• [EXERCISE INSTRUCTIONS] Please repeat all of the data below verbatim, keeping every line unchanged.

(Listings of regions and labels)
* * *
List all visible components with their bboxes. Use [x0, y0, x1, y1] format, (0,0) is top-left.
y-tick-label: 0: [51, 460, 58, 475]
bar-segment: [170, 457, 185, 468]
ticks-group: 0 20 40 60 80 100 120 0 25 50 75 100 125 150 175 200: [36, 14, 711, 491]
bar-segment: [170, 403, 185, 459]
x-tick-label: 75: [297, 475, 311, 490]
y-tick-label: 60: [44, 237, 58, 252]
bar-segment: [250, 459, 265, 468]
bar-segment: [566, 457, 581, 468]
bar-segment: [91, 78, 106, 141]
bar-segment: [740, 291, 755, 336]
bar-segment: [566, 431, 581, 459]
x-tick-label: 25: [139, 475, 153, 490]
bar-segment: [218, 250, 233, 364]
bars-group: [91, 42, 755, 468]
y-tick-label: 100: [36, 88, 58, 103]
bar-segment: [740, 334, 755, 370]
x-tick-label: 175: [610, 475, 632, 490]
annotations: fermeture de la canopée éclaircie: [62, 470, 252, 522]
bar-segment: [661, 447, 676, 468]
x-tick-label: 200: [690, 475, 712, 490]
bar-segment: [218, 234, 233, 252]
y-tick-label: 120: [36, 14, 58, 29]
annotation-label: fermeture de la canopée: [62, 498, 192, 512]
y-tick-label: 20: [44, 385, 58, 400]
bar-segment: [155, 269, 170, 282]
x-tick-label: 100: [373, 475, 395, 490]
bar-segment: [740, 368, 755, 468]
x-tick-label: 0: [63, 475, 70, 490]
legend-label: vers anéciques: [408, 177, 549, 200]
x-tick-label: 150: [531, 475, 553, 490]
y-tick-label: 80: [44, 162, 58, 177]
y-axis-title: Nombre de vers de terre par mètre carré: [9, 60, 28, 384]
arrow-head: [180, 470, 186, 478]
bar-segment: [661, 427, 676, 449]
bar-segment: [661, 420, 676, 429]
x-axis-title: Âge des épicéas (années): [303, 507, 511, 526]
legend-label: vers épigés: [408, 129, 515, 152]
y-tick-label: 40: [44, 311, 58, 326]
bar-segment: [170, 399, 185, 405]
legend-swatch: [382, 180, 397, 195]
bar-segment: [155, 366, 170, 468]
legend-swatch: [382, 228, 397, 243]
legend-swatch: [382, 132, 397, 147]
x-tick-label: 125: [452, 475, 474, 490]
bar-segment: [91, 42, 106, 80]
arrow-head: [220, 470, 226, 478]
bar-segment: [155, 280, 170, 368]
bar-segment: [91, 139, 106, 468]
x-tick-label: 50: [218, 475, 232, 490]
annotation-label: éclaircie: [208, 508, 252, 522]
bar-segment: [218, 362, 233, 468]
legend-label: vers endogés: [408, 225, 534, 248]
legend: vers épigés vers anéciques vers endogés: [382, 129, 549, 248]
* * *
• [TASK OUTPUT]
List all visible components with their bboxes. Use [x0, y0, x1, y1] format, (0,0) is top-left.
y-tick-label: 0: [51, 460, 58, 475]
bar-segment: [170, 457, 185, 468]
ticks-group: 0 20 40 60 80 100 120 0 25 50 75 100 125 150 175 200: [36, 14, 711, 491]
bar-segment: [170, 403, 185, 459]
x-tick-label: 75: [297, 475, 311, 490]
y-tick-label: 60: [44, 237, 58, 252]
bar-segment: [250, 459, 265, 468]
bar-segment: [566, 457, 581, 468]
bar-segment: [91, 78, 106, 141]
bar-segment: [740, 291, 755, 336]
bar-segment: [566, 431, 581, 459]
x-tick-label: 25: [139, 475, 153, 490]
bar-segment: [218, 250, 233, 364]
bars-group: [91, 42, 755, 468]
y-tick-label: 100: [36, 88, 58, 103]
bar-segment: [740, 334, 755, 370]
x-tick-label: 175: [610, 475, 632, 490]
annotations: fermeture de la canopée éclaircie: [62, 470, 252, 522]
bar-segment: [661, 447, 676, 468]
x-tick-label: 200: [690, 475, 712, 490]
bar-segment: [218, 234, 233, 252]
y-tick-label: 120: [36, 14, 58, 29]
annotation-label: fermeture de la canopée: [62, 498, 192, 512]
y-tick-label: 20: [44, 385, 58, 400]
bar-segment: [155, 269, 170, 282]
x-tick-label: 100: [373, 475, 395, 490]
bar-segment: [740, 368, 755, 468]
x-tick-label: 0: [63, 475, 70, 490]
legend-label: vers anéciques: [408, 177, 549, 200]
x-tick-label: 150: [531, 475, 553, 490]
y-tick-label: 80: [44, 162, 58, 177]
y-axis-title: Nombre de vers de terre par mètre carré: [9, 60, 28, 384]
arrow-head: [180, 470, 186, 478]
bar-segment: [661, 427, 676, 449]
bar-segment: [661, 420, 676, 429]
x-axis-title: Âge des épicéas (années): [303, 507, 511, 526]
legend-label: vers épigés: [408, 129, 515, 152]
y-tick-label: 40: [44, 311, 58, 326]
bar-segment: [170, 399, 185, 405]
legend-swatch: [382, 180, 397, 195]
bar-segment: [155, 366, 170, 468]
legend-swatch: [382, 228, 397, 243]
legend-swatch: [382, 132, 397, 147]
x-tick-label: 125: [452, 475, 474, 490]
bar-segment: [91, 42, 106, 80]
arrow-head: [220, 470, 226, 478]
bar-segment: [155, 280, 170, 368]
bar-segment: [91, 139, 106, 468]
x-tick-label: 50: [218, 475, 232, 490]
annotation-label: éclaircie: [208, 508, 252, 522]
bar-segment: [218, 362, 233, 468]
legend-label: vers endogés: [408, 225, 534, 248]
legend: vers épigés vers anéciques vers endogés: [382, 129, 549, 248]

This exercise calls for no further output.